▼

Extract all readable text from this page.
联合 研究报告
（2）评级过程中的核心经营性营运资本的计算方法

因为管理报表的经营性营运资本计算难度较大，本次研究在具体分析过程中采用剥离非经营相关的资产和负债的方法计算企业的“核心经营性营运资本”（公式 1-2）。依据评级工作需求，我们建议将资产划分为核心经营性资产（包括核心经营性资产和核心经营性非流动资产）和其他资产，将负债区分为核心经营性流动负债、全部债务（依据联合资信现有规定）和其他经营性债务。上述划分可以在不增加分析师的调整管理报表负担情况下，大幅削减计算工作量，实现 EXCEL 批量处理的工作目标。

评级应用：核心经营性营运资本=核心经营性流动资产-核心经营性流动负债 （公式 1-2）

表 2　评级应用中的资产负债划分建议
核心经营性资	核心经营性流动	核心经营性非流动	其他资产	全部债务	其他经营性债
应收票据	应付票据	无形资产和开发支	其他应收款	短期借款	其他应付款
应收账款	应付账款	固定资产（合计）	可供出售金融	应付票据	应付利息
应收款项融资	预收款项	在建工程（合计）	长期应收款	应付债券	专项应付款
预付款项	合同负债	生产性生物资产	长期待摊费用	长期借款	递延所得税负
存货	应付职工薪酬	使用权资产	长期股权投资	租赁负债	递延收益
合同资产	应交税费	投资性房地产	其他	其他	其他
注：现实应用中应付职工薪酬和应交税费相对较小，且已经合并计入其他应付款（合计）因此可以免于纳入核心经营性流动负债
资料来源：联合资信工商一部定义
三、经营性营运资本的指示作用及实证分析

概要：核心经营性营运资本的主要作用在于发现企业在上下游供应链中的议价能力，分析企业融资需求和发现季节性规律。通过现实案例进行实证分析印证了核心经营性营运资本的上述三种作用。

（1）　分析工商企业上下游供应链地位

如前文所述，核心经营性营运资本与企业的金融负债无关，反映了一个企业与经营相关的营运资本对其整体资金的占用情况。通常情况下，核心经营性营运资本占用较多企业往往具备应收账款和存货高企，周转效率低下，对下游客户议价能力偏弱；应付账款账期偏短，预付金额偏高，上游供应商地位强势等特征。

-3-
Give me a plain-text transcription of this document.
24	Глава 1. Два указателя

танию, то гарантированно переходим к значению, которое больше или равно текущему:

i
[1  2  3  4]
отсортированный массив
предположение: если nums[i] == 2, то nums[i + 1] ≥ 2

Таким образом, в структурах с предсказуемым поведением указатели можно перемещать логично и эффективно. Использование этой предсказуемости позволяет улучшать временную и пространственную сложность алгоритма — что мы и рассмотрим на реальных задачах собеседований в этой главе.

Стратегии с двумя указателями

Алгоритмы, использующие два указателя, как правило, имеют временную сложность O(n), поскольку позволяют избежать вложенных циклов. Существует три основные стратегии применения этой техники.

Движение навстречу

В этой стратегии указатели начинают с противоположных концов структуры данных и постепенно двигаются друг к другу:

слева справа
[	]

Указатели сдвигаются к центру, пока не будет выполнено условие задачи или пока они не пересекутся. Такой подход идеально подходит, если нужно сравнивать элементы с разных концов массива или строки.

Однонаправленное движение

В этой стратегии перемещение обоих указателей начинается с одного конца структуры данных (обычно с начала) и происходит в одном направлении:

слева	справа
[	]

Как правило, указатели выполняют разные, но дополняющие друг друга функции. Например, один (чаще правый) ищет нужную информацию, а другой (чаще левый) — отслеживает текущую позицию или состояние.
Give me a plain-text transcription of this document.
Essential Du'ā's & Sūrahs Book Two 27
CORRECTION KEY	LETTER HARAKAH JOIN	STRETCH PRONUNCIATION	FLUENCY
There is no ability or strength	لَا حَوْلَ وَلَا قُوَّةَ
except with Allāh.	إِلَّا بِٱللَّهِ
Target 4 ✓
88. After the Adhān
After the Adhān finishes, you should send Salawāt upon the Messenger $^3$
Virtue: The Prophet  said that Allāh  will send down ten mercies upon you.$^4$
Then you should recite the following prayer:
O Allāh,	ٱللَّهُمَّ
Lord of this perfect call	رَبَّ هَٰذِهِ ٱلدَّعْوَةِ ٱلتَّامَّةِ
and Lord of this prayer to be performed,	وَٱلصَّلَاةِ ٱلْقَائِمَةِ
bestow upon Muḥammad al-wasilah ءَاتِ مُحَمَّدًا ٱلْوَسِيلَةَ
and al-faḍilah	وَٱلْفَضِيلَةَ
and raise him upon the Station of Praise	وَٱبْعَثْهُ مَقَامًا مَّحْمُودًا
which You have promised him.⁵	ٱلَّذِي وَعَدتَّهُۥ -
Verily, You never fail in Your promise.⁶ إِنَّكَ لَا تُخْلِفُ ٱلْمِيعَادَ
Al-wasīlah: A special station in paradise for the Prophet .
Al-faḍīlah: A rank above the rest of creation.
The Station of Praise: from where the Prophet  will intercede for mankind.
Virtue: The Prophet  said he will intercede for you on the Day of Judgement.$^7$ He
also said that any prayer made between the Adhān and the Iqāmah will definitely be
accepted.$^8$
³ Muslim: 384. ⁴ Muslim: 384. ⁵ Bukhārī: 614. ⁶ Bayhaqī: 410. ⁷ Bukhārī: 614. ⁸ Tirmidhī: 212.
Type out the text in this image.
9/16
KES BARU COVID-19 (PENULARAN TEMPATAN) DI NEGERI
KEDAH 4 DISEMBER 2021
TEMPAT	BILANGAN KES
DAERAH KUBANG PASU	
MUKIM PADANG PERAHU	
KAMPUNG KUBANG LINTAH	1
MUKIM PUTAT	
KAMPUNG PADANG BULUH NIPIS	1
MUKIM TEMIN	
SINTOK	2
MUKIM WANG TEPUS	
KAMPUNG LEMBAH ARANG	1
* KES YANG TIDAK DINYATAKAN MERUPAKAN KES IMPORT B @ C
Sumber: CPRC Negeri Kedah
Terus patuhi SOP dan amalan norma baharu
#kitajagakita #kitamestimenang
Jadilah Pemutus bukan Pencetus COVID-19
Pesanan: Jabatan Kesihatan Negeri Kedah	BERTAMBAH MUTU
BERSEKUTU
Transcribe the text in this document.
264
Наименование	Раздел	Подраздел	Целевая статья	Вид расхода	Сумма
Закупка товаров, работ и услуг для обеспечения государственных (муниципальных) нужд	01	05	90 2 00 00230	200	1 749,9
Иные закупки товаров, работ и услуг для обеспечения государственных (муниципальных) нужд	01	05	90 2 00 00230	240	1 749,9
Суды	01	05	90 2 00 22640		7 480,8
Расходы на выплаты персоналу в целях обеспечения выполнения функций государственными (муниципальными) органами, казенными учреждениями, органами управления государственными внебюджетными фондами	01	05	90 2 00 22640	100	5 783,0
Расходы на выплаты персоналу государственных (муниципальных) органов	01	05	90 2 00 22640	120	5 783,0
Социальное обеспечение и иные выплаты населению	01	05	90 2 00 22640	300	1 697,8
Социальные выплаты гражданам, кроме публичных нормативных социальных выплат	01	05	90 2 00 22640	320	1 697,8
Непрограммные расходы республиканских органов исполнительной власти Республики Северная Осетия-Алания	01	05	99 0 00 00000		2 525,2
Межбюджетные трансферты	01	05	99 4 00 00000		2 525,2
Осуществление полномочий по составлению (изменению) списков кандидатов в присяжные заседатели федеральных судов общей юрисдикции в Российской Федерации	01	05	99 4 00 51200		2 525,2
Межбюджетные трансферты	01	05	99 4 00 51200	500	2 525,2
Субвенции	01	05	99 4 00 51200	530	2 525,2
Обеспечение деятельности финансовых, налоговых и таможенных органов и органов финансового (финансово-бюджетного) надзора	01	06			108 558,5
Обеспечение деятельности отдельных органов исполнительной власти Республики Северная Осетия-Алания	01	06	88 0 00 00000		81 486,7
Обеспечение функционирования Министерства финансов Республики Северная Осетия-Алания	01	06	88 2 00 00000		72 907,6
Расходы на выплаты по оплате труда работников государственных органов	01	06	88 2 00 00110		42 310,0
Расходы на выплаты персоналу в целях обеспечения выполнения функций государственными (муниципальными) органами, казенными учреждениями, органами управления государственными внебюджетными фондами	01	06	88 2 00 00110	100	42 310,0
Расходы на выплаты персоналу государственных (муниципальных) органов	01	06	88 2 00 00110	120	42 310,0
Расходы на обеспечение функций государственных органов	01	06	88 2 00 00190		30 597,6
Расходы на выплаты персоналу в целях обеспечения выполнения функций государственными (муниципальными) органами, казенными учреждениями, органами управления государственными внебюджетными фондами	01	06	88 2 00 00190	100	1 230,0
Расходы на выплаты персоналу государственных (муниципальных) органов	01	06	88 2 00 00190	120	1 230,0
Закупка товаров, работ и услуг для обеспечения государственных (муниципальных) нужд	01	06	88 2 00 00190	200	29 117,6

▲

### What to work on
Tally how many lines of the material contain the word "from". The answer must be the number and nothing else.

### Response to this task
2